With the pictures omitted, write out the entries that follow exactly as they stand.

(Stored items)
>> start

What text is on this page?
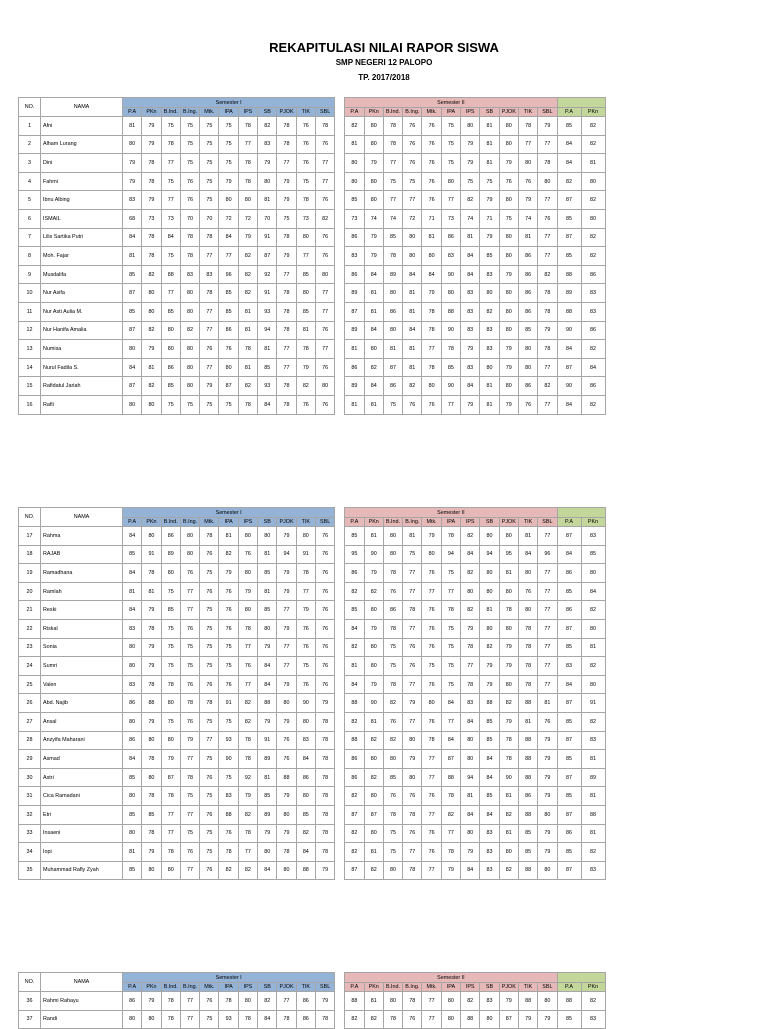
REKAPITULASI NILAI RAPOR SISWA
SMP NEGERI 12 PALOPO
TP. 2017/2018
NO.	NAMA	Semester I												Semester II												
		P.A	PKn	B.Ind.	B.Ing.	Mtk.	IPA	IPS	SB	PJOK	TIK	SBL		P.A	PKn	B.Ind.	B.Ing.	Mtk.	IPA	IPS	SB	PJOK	TIK	SBL	P.A	PKn
1	Afni	81	79	75	75	75	75	78	82	78	76	78		82	80	78	76	76	75	80	81	80	78	79	85	82
2	Alham Lurang	80	79	78	75	75	75	77	83	78	76	76		81	80	78	76	76	75	79	81	80	77	77	84	82
3	Dini	79	78	77	75	75	75	78	79	77	76	77		80	79	77	76	76	75	79	81	79	80	78	84	81
4	Fahmi	79	78	75	76	75	79	78	80	79	75	77		80	80	75	75	76	80	75	75	76	76	80	82	80
5	Ibnu Albing	83	79	77	76	75	80	80	81	79	78	76		85	80	77	77	76	77	82	79	80	79	77	87	82
6	ISMAIL	68	73	73	70	70	72	72	70	75	73	82		73	74	74	72	71	73	74	71	75	74	76	85	80
7	Lilis Sartika Putri	84	78	84	78	78	84	79	91	78	80	76		86	79	85	80	81	86	81	79	80	81	77	87	82
8	Moh. Fajar	81	78	75	78	77	77	82	87	79	77	76		83	79	78	80	80	83	84	85	80	86	77	85	82
9	Musdalifa	85	82	88	83	83	96	82	92	77	85	80		86	84	89	84	84	90	84	83	79	86	82	88	86
10	Nur Asifa	87	80	77	80	78	85	82	91	78	80	77		89	81	80	81	79	80	83	80	80	86	78	89	83
11	Nur Asti Aulia M.	85	80	85	80	77	85	81	93	78	85	77		87	81	86	81	78	88	83	82	80	86	78	88	83
12	Nur Hanifa Amalia	87	82	80	82	77	86	81	94	78	81	76		89	84	80	84	78	90	83	83	80	85	79	90	86
13	Numisa	80	79	80	80	76	76	78	81	77	78	77		81	80	81	81	77	78	79	83	79	80	78	84	82
14	Nurul Fadila S.	84	81	86	80	77	80	81	85	77	79	76		86	82	87	81	78	85	83	80	79	80	77	87	84
15	Rafidatul Jariah	87	82	85	80	79	87	82	93	78	82	80		89	84	86	82	80	90	84	81	80	86	82	90	86
16	Rafli	80	80	75	75	75	75	78	84	78	76	76		81	81	75	76	76	77	79	81	79	76	77	84	82
NO.	NAMA	Semester I												Semester II												
		P.A	PKn	B.Ind.	B.Ing.	Mtk.	IPA	IPS	SB	PJOK	TIK	SBL		P.A	PKn	B.Ind.	B.Ing.	Mtk.	IPA	IPS	SB	PJOK	TIK	SBL	P.A	PKn
17	Rahma	84	80	86	80	78	81	80	80	79	80	76		85	81	80	81	79	78	82	80	80	81	77	87	83
18	RAJAB	85	91	89	80	76	82	76	81	94	91	76		95	90	80	75	80	94	84	94	95	84	96	84	85
19	Ramadhana	84	78	80	76	75	79	80	85	79	78	76		86	79	78	77	76	75	82	80	81	80	77	86	80
20	Ramlah	81	81	75	77	76	76	79	81	79	77	76		82	82	76	77	77	77	80	80	80	76	77	85	84
21	Reski	84	79	85	77	75	76	80	85	77	79	76		85	80	86	78	76	78	82	81	78	80	77	86	82
22	Riskal	83	78	75	76	75	76	78	80	79	76	76		84	79	78	77	76	75	79	80	80	78	77	87	80
23	Sonia	80	79	75	75	75	75	77	79	77	76	76		82	80	75	76	76	75	78	82	79	78	77	85	81
24	Sumri	80	79	75	75	75	75	76	84	77	75	76		81	80	75	76	75	75	77	79	79	78	77	83	82
25	Valen	83	78	78	76	76	76	77	84	79	76	76		84	79	78	77	76	75	78	79	80	78	77	84	80
26	Abd. Najib	86	88	80	78	78	91	82	88	80	90	79		88	90	82	79	80	84	83	88	82	88	81	87	91
27	Ansal	80	79	75	76	75	75	82	79	79	80	78		82	81	76	77	76	77	84	85	79	81	76	85	82
28	Anzyifa Maharani	86	80	80	79	77	93	78	91	76	83	78		88	82	82	80	78	84	80	85	78	88	79	87	83
29	Asmad	84	78	79	77	75	90	78	89	76	84	78		86	80	80	79	77	87	80	84	78	88	79	85	81
30	Astri	85	80	87	78	76	75	92	81	88	86	78		86	82	85	80	77	88	94	84	90	88	79	87	89
31	Cica Ramadani	80	78	78	75	75	83	79	85	79	80	78		82	80	76	76	76	78	81	85	81	86	79	85	81
32	Etri	85	85	77	77	76	88	82	89	80	85	78		87	87	78	78	77	82	84	84	82	88	80	87	88
33	Insaeni	80	78	77	75	75	76	78	79	79	82	78		82	80	75	76	76	77	80	83	81	85	79	86	81
34	Iopi	81	79	78	76	75	78	77	80	78	84	78		82	81	75	77	76	78	79	83	80	85	79	85	82
35	Muhammad Rafly Zyah	85	80	80	77	76	82	82	84	80	88	79		87	82	80	78	77	79	84	83	82	88	80	87	83
NO.	NAMA	Semester I												Semester II												
		P.A	PKn	B.Ind.	B.Ing.	Mtk.	IPA	IPS	SB	PJOK	TIK	SBL		P.A	PKn	B.Ind.	B.Ing.	Mtk.	IPA	IPS	SB	PJOK	TIK	SBL	P.A	PKn
36	Rahmi Rahayu	86	79	78	77	76	78	80	82	77	86	79		88	81	80	78	77	80	82	83	79	88	80	88	82
37	Randi	80	80	78	77	75	93	78	84	78	86	78		82	82	78	76	77	80	88	80	87	79	79	85	83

>> end

→ **Exercise output**:
What text is on this page?
REKAPITULASI NILAI RAPOR SISWA
SMP NEGERI 12 PALOPO
TP. 2017/2018
NO.	NAMA	Semester I												Semester II												
		P.A	PKn	B.Ind.	B.Ing.	Mtk.	IPA	IPS	SB	PJOK	TIK	SBL		P.A	PKn	B.Ind.	B.Ing.	Mtk.	IPA	IPS	SB	PJOK	TIK	SBL	P.A	PKn
1	Afni	81	79	75	75	75	75	78	82	78	76	78		82	80	78	76	76	75	80	81	80	78	79	85	82
2	Alham Lurang	80	79	78	75	75	75	77	83	78	76	76		81	80	78	76	76	75	79	81	80	77	77	84	82
3	Dini	79	78	77	75	75	75	78	79	77	76	77		80	79	77	76	76	75	79	81	79	80	78	84	81
4	Fahmi	79	78	75	76	75	79	78	80	79	75	77		80	80	75	75	76	80	75	75	76	76	80	82	80
5	Ibnu Albing	83	79	77	76	75	80	80	81	79	78	76		85	80	77	77	76	77	82	79	80	79	77	87	82
6	ISMAIL	68	73	73	70	70	72	72	70	75	73	82		73	74	74	72	71	73	74	71	75	74	76	85	80
7	Lilis Sartika Putri	84	78	84	78	78	84	79	91	78	80	76		86	79	85	80	81	86	81	79	80	81	77	87	82
8	Moh. Fajar	81	78	75	78	77	77	82	87	79	77	76		83	79	78	80	80	83	84	85	80	86	77	85	82
9	Musdalifa	85	82	88	83	83	96	82	92	77	85	80		86	84	89	84	84	90	84	83	79	86	82	88	86
10	Nur Asifa	87	80	77	80	78	85	82	91	78	80	77		89	81	80	81	79	80	83	80	80	86	78	89	83
11	Nur Asti Aulia M.	85	80	85	80	77	85	81	93	78	85	77		87	81	86	81	78	88	83	82	80	86	78	88	83
12	Nur Hanifa Amalia	87	82	80	82	77	86	81	94	78	81	76		89	84	80	84	78	90	83	83	80	85	79	90	86
13	Numisa	80	79	80	80	76	76	78	81	77	78	77		81	80	81	81	77	78	79	83	79	80	78	84	82
14	Nurul Fadila S.	84	81	86	80	77	80	81	85	77	79	76		86	82	87	81	78	85	83	80	79	80	77	87	84
15	Rafidatul Jariah	87	82	85	80	79	87	82	93	78	82	80		89	84	86	82	80	90	84	81	80	86	82	90	86
16	Rafli	80	80	75	75	75	75	78	84	78	76	76		81	81	75	76	76	77	79	81	79	76	77	84	82
NO.	NAMA	Semester I												Semester II												
		P.A	PKn	B.Ind.	B.Ing.	Mtk.	IPA	IPS	SB	PJOK	TIK	SBL		P.A	PKn	B.Ind.	B.Ing.	Mtk.	IPA	IPS	SB	PJOK	TIK	SBL	P.A	PKn
17	Rahma	84	80	86	80	78	81	80	80	79	80	76		85	81	80	81	79	78	82	80	80	81	77	87	83
18	RAJAB	85	91	89	80	76	82	76	81	94	91	76		95	90	80	75	80	94	84	94	95	84	96	84	85
19	Ramadhana	84	78	80	76	75	79	80	85	79	78	76		86	79	78	77	76	75	82	80	81	80	77	86	80
20	Ramlah	81	81	75	77	76	76	79	81	79	77	76		82	82	76	77	77	77	80	80	80	76	77	85	84
21	Reski	84	79	85	77	75	76	80	85	77	79	76		85	80	86	78	76	78	82	81	78	80	77	86	82
22	Riskal	83	78	75	76	75	76	78	80	79	76	76		84	79	78	77	76	75	79	80	80	78	77	87	80
23	Sonia	80	79	75	75	75	75	77	79	77	76	76		82	80	75	76	76	75	78	82	79	78	77	85	81
24	Sumri	80	79	75	75	75	75	76	84	77	75	76		81	80	75	76	75	75	77	79	79	78	77	83	82
25	Valen	83	78	78	76	76	76	77	84	79	76	76		84	79	78	77	76	75	78	79	80	78	77	84	80
26	Abd. Najib	86	88	80	78	78	91	82	88	80	90	79		88	90	82	79	80	84	83	88	82	88	81	87	91
27	Ansal	80	79	75	76	75	75	82	79	79	80	78		82	81	76	77	76	77	84	85	79	81	76	85	82
28	Anzyifa Maharani	86	80	80	79	77	93	78	91	76	83	78		88	82	82	80	78	84	80	85	78	88	79	87	83
29	Asmad	84	78	79	77	75	90	78	89	76	84	78		86	80	80	79	77	87	80	84	78	88	79	85	81
30	Astri	85	80	87	78	76	75	92	81	88	86	78		86	82	85	80	77	88	94	84	90	88	79	87	89
31	Cica Ramadani	80	78	78	75	75	83	79	85	79	80	78		82	80	76	76	76	78	81	85	81	86	79	85	81
32	Etri	85	85	77	77	76	88	82	89	80	85	78		87	87	78	78	77	82	84	84	82	88	80	87	88
33	Insaeni	80	78	77	75	75	76	78	79	79	82	78		82	80	75	76	76	77	80	83	81	85	79	86	81
34	Iopi	81	79	78	76	75	78	77	80	78	84	78		82	81	75	77	76	78	79	83	80	85	79	85	82
35	Muhammad Rafly Zyah	85	80	80	77	76	82	82	84	80	88	79		87	82	80	78	77	79	84	83	82	88	80	87	83
NO.	NAMA	Semester I												Semester II												
		P.A	PKn	B.Ind.	B.Ing.	Mtk.	IPA	IPS	SB	PJOK	TIK	SBL		P.A	PKn	B.Ind.	B.Ing.	Mtk.	IPA	IPS	SB	PJOK	TIK	SBL	P.A	PKn
36	Rahmi Rahayu	86	79	78	77	76	78	80	82	77	86	79		88	81	80	78	77	80	82	83	79	88	80	88	82
37	Randi	80	80	78	77	75	93	78	84	78	86	78		82	82	78	76	77	80	88	80	87	79	79	85	83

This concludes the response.